==== Dataset
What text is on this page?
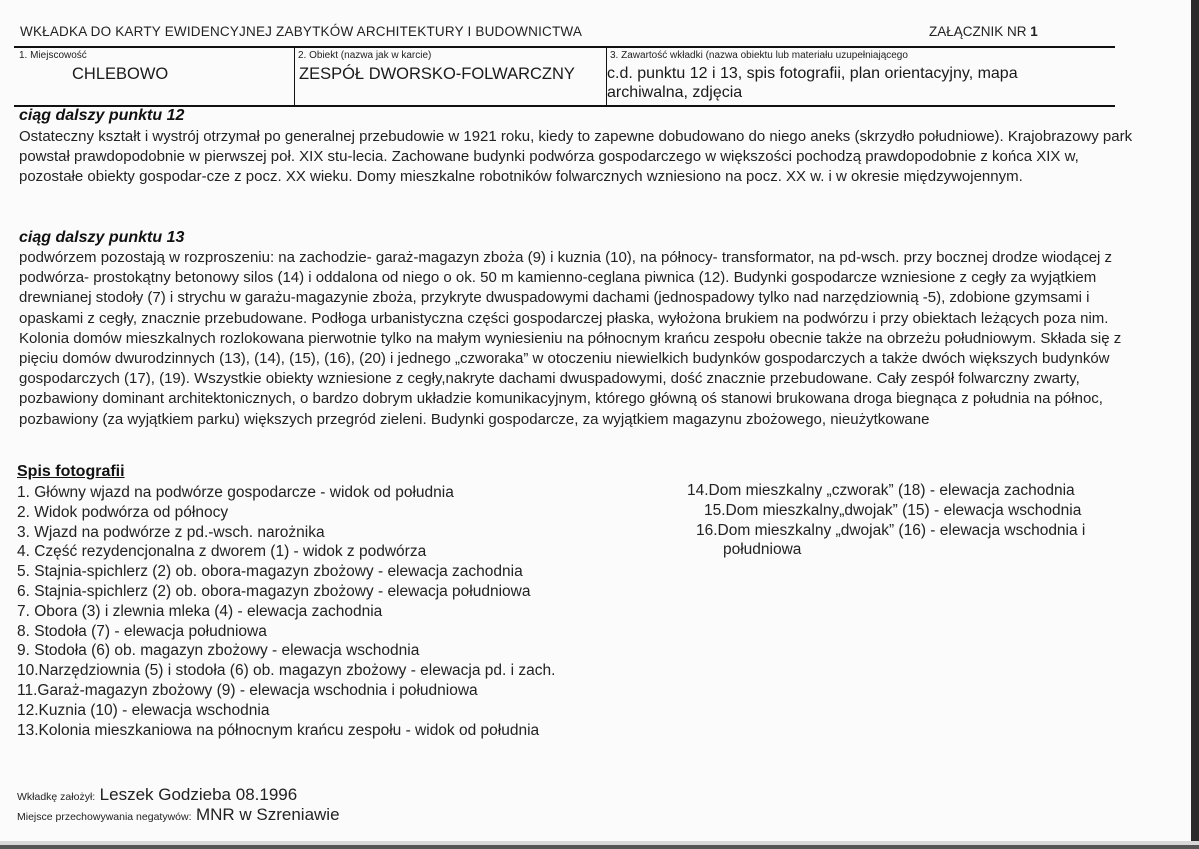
WKŁADKA DO KARTY EWIDENCYJNEJ ZABYTKÓW ARCHITEKTURY I BUDOWNICTWA	ZAŁĄCZNIK NR 1
1. Miejscowość
CHLEBOWO
2. Obiekt (nazwa jak w karcie)
ZESPÓŁ DWORSKO-FOLWARCZNY
3. Zawartość wkładki (nazwa obiektu lub materiału uzupełniającego
c.d. punktu 12 i 13, spis fotografii, plan orientacyjny, mapa archiwalna, zdjęcia
ciąg dalszy punktu 12

Ostateczny kształt i wystrój otrzymał po generalnej przebudowie w 1921 roku, kiedy to zapewne dobudowano do niego aneks (skrzydło południowe). Krajobrazowy park powstał prawdopodobnie w pierwszej poł. XIX stu-lecia. Zachowane budynki podwórza gospodarczego w większości pochodzą prawdopodobnie z końca XIX w, pozostałe obiekty gospodar-cze z pocz. XX wieku. Domy mieszkalne robotników folwarcznych wzniesiono na pocz. XX w. i w okresie międzywojennym.

ciąg dalszy punktu 13

podwórzem pozostają w rozproszeniu: na zachodzie- garaż-magazyn zboża (9) i kuznia (10), na północy- transformator, na pd-wsch. przy bocznej drodze wiodącej z podwórza- prostokątny betonowy silos (14) i oddalona od niego o ok. 50 m kamienno-ceglana piwnica (12). Budynki gospodarcze wzniesione z cegły za wyjątkiem drewnianej stodoły (7) i strychu w garażu-magazynie zboża, przykryte dwuspadowymi dachami (jednospadowy tylko nad narzędziownią -5), zdobione gzymsami i opaskami z cegły, znacznie przebudowane. Podłoga urbanistyczna części gospodarczej płaska, wyłożona brukiem na podwórzu i przy obiektach leżących poza nim. Kolonia domów mieszkalnych rozlokowana pierwotnie tylko na małym wyniesieniu na północnym krańcu zespołu obecnie także na obrzeżu południowym. Składa się z pięciu domów dwurodzinnych (13), (14), (15), (16), (20) i jednego „czworaka” w otoczeniu niewielkich budynków gospodarczych a także dwóch większych budynków gospodarczych (17), (19). Wszystkie obiekty wzniesione z cegły,nakryte dachami dwuspadowymi, dość znacznie przebudowane. Cały zespół folwarczny zwarty, pozbawiony dominant architektonicznych, o bardzo dobrym układzie komunikacyjnym, którego główną oś stanowi brukowana droga biegnąca z południa na północ, pozbawiony (za wyjątkiem parku) większych przegród zieleni. Budynki gospodarcze, za wyjątkiem magazynu zbożowego, nieużytkowane

Spis fotografii
1. Główny wjazd na podwórze gospodarcze - widok od południa
2. Widok podwórza od północy
3. Wjazd na podwórze z pd.-wsch. narożnika
4. Część rezydencjonalna z dworem (1) - widok z podwórza
5. Stajnia-spichlerz (2) ob. obora-magazyn zbożowy - elewacja zachodnia
6. Stajnia-spichlerz (2) ob. obora-magazyn zbożowy - elewacja południowa
7. Obora (3) i zlewnia mleka (4) - elewacja zachodnia
8. Stodoła (7) - elewacja południowa
9. Stodoła (6) ob. magazyn zbożowy - elewacja wschodnia
10.Narzędziownia (5) i stodoła (6) ob. magazyn zbożowy - elewacja pd. i zach.
11.Garaż-magazyn zbożowy (9) - elewacja wschodnia i południowa
12.Kuznia (10) - elewacja wschodnia
13.Kolonia mieszkaniowa na północnym krańcu zespołu - widok od południa
14.Dom mieszkalny „czworak” (18) - elewacja zachodnia
15.Dom mieszkalny„dwojak” (15) - elewacja wschodnia
16.Dom mieszkalny „dwojak” (16) - elewacja wschodnia i
południowa
Wkładkę założył: Leszek Godzieba 08.1996
Miejsce przechowywania negatywów: MNR w Szreniawie
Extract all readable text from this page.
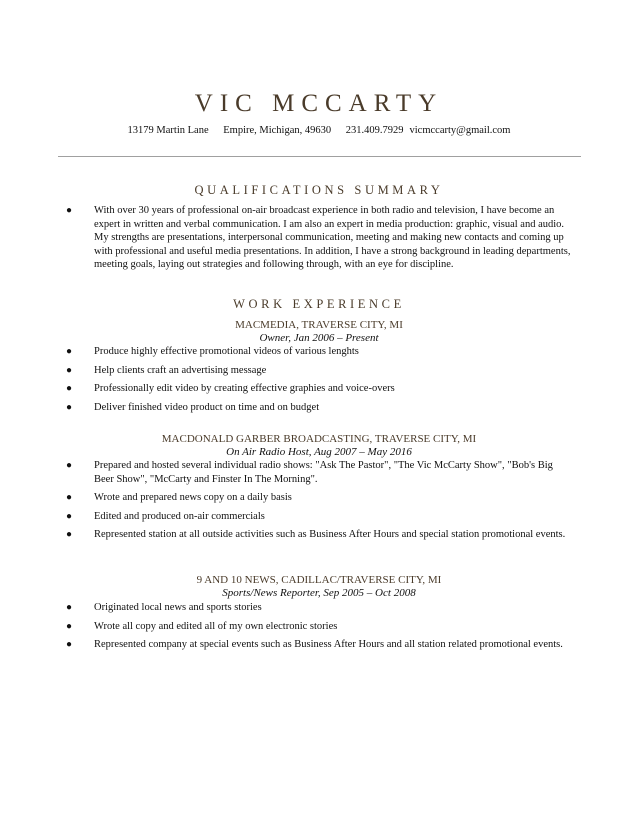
VIC MCCARTY
13179 Martin Lane Empire, Michigan, 49630 231.409.7929 vicmccarty@gmail.com
QUALIFICATIONS SUMMARY
● With over 30 years of professional on-air broadcast experience in both radio and television, I have become an expert in written and verbal communication. I am also an expert in media production: graphic, visual and audio. My strengths are presentations, interpersonal communication, meeting and making new contacts and coming up with professional and useful media presentations. In addition, I have a strong background in leading departments, meeting goals, laying out strategies and following through, with an eye for discipline.
WORK EXPERIENCE
MACMEDIA, TRAVERSE CITY, MI
Owner, Jan 2006 – Present
● Produce highly effective promotional videos of various lenghts
● Help clients craft an advertising message
● Professionally edit video by creating effective graphies and voice-overs
● Deliver finished video product on time and on budget
MACDONALD GARBER BROADCASTING, TRAVERSE CITY, MI
On Air Radio Host, Aug 2007 – May 2016
● Prepared and hosted several individual radio shows: "Ask The Pastor", "The Vic McCarty Show", "Bob's Big Beer Show", "McCarty and Finster In The Morning".
● Wrote and prepared news copy on a daily basis
● Edited and produced on-air commercials
● Represented station at all outside activities such as Business After Hours and special station promotional events.
9 AND 10 NEWS, CADILLAC/TRAVERSE CITY, MI
Sports/News Reporter, Sep 2005 – Oct 2008
● Originated local news and sports stories
● Wrote all copy and edited all of my own electronic stories
● Represented company at special events such as Business After Hours and all station related promotional events.
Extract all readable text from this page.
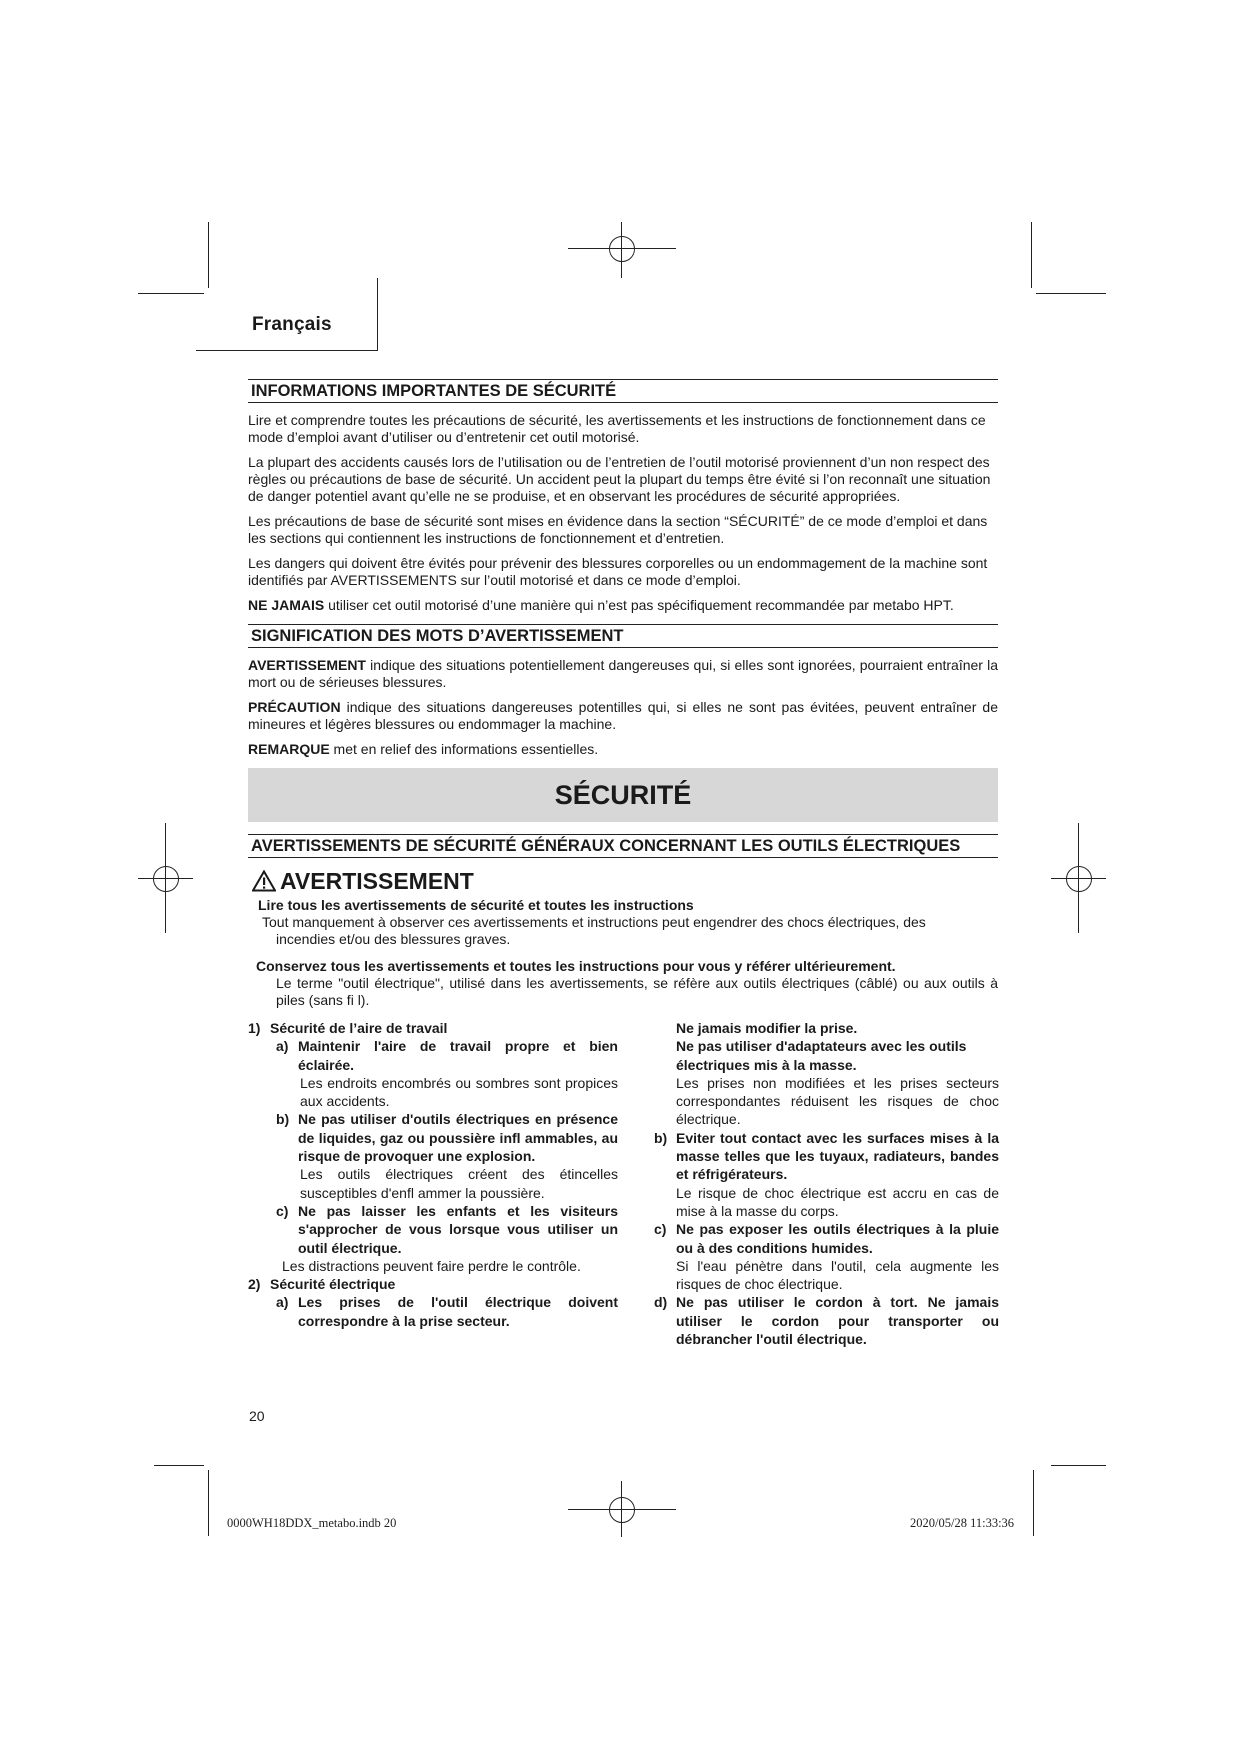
Français
INFORMATIONS IMPORTANTES DE SÉCURITÉ

Lire et comprendre toutes les précautions de sécurité, les avertissements et les instructions de fonctionnement dans ce mode d’emploi avant d’utiliser ou d’entretenir cet outil motorisé.

La plupart des accidents causés lors de l’utilisation ou de l’entretien de l’outil motorisé proviennent d’un non respect des règles ou précautions de base de sécurité. Un accident peut la plupart du temps être évité si l’on reconnaît une situation de danger potentiel avant qu’elle ne se produise, et en observant les procédures de sécurité appropriées.

Les précautions de base de sécurité sont mises en évidence dans la section “SÉCURITÉ” de ce mode d’emploi et dans les sections qui contiennent les instructions de fonctionnement et d’entretien.

Les dangers qui doivent être évités pour prévenir des blessures corporelles ou un endommagement de la machine sont identifiés par AVERTISSEMENTS sur l’outil motorisé et dans ce mode d’emploi.

NE JAMAIS utiliser cet outil motorisé d’une manière qui n’est pas spécifiquement recommandée par metabo HPT.

SIGNIFICATION DES MOTS D’AVERTISSEMENT

AVERTISSEMENT indique des situations potentiellement dangereuses qui, si elles sont ignorées, pourraient entraîner la mort ou de sérieuses blessures.

PRÉCAUTION indique des situations dangereuses potentilles qui, si elles ne sont pas évitées, peuvent entraîner de mineures et légères blessures ou endommager la machine.

REMARQUE met en relief des informations essentielles.

SÉCURITÉ
AVERTISSEMENTS DE SÉCURITÉ GÉNÉRAUX CONCERNANT LES OUTILS ÉLECTRIQUES
AVERTISSEMENT
Lire tous les avertissements de sécurité et toutes les instructions
Tout manquement à observer ces avertissements et instructions peut engendrer des chocs électriques, des
incendies et/ou des blessures graves.
Conservez tous les avertissements et toutes les instructions pour vous y référer ultérieurement.
Le terme "outil électrique", utilisé dans les avertissements, se réfère aux outils électriques (câblé) ou aux outils à piles (sans fi l).
1) Sécurité de l’aire de travail
a) Maintenir l'aire de travail propre et bien éclairée.
Les endroits encombrés ou sombres sont propices aux accidents.
b) Ne pas utiliser d'outils électriques en présence de liquides, gaz ou poussière infl ammables, au risque de provoquer une explosion.
Les outils électriques créent des étincelles susceptibles d'enfl ammer la poussière.
c) Ne pas laisser les enfants et les visiteurs s'approcher de vous lorsque vous utiliser un outil électrique.
Les distractions peuvent faire perdre le contrôle.
2) Sécurité électrique
a) Les prises de l'outil électrique doivent correspondre à la prise secteur.
Ne jamais modifier la prise.
Ne pas utiliser d'adaptateurs avec les outils électriques mis à la masse.
Les prises non modifiées et les prises secteurs correspondantes réduisent les risques de choc électrique.
b) Eviter tout contact avec les surfaces mises à la masse telles que les tuyaux, radiateurs, bandes et réfrigérateurs.
Le risque de choc électrique est accru en cas de mise à la masse du corps.
c) Ne pas exposer les outils électriques à la pluie ou à des conditions humides.
Si l'eau pénètre dans l'outil, cela augmente les risques de choc électrique.
d) Ne pas utiliser le cordon à tort. Ne jamais utiliser le cordon pour transporter ou débrancher l'outil électrique.
20
0000WH18DDX_metabo.indb 20	2020/05/28 11:33:36
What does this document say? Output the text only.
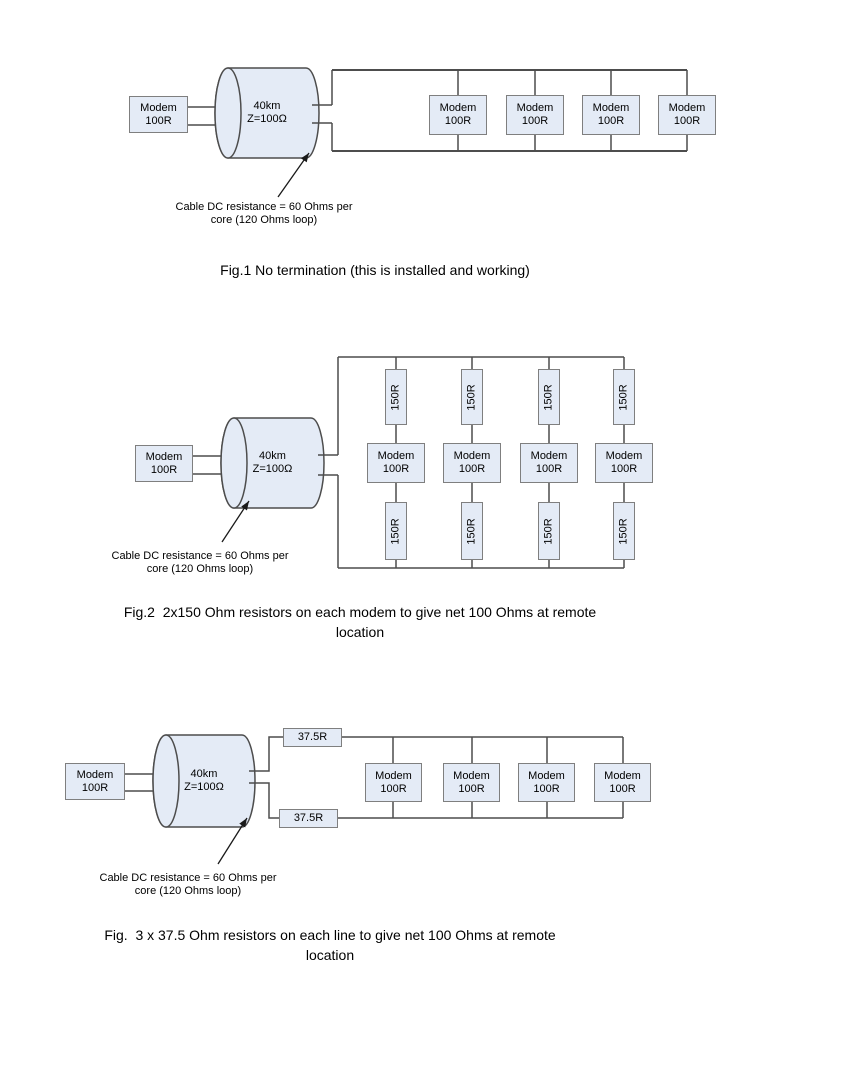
Modem
100R
40km
Z=100Ω
Modem
100R
Modem
100R
Modem
100R
Modem
100R
Cable DC resistance = 60 Ohms per
core (120 Ohms loop)
Fig.1 No termination (this is installed and working)
Modem
100R
40km
Z=100Ω
150R	150R	150R	150R
Modem
100R
Modem
100R
Modem
100R
Modem
100R
150R	150R	150R	150R
Cable DC resistance = 60 Ohms per
core (120 Ohms loop)
Fig.2  2x150 Ohm resistors on each modem to give net 100 Ohms at remote
location
Modem
100R
40km
Z=100Ω
37.5R
37.5R
Modem
100R
Modem
100R
Modem
100R
Modem
100R
Cable DC resistance = 60 Ohms per
core (120 Ohms loop)
Fig.  3 x 37.5 Ohm resistors on each line to give net 100 Ohms at remote
location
========
What you will do: Only a number is wanted: how many lines contain the word "Stajnia"?

Answer to this problem: 2